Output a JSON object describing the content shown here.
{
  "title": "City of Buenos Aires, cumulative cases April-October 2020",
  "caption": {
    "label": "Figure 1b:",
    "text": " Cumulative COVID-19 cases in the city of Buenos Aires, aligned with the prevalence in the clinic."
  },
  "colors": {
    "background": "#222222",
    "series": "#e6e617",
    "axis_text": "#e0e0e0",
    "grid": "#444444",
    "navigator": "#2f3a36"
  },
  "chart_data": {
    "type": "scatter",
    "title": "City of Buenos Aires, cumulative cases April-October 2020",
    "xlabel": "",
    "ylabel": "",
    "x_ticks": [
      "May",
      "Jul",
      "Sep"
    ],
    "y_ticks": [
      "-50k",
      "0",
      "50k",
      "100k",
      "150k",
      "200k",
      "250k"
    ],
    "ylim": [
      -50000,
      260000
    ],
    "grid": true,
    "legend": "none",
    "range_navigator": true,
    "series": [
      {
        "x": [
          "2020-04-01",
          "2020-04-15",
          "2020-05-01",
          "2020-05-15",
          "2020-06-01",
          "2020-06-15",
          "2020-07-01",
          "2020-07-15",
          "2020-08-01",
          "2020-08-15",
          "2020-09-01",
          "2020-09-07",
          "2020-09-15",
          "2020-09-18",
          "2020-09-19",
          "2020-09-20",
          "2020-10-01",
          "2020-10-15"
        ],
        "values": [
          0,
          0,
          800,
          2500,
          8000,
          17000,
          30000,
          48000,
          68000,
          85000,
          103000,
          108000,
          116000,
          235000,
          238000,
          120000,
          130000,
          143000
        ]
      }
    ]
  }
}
---*---
» **YOUR GOAL**: Each line of the listing above should be output exactly.

» **THE RESPONSE**:
Output a JSON object describing the content shown here.
{
  "title": "City of Buenos Aires, cumulative cases April-October 2020",
  "caption": {
    "label": "Figure 1b:",
    "text": " Cumulative COVID-19 cases in the city of Buenos Aires, aligned with the prevalence in the clinic."
  },
  "colors": {
    "background": "#222222",
    "series": "#e6e617",
    "axis_text": "#e0e0e0",
    "grid": "#444444",
    "navigator": "#2f3a36"
  },
  "chart_data": {
    "type": "scatter",
    "title": "City of Buenos Aires, cumulative cases April-October 2020",
    "xlabel": "",
    "ylabel": "",
    "x_ticks": [
      "May",
      "Jul",
      "Sep"
    ],
    "y_ticks": [
      "-50k",
      "0",
      "50k",
      "100k",
      "150k",
      "200k",
      "250k"
    ],
    "ylim": [
      -50000,
      260000
    ],
    "grid": true,
    "legend": "none",
    "range_navigator": true,
    "series": [
      {
        "x": [
          "2020-04-01",
          "2020-04-15",
          "2020-05-01",
          "2020-05-15",
          "2020-06-01",
          "2020-06-15",
          "2020-07-01",
          "2020-07-15",
          "2020-08-01",
          "2020-08-15",
          "2020-09-01",
          "2020-09-07",
          "2020-09-15",
          "2020-09-18",
          "2020-09-19",
          "2020-09-20",
          "2020-10-01",
          "2020-10-15"
        ],
        "values": [
          0,
          0,
          800,
          2500,
          8000,
          17000,
          30000,
          48000,
          68000,
          85000,
          103000,
          108000,
          116000,
          235000,
          238000,
          120000,
          130000,
          143000
        ]
      }
    ]
  }
}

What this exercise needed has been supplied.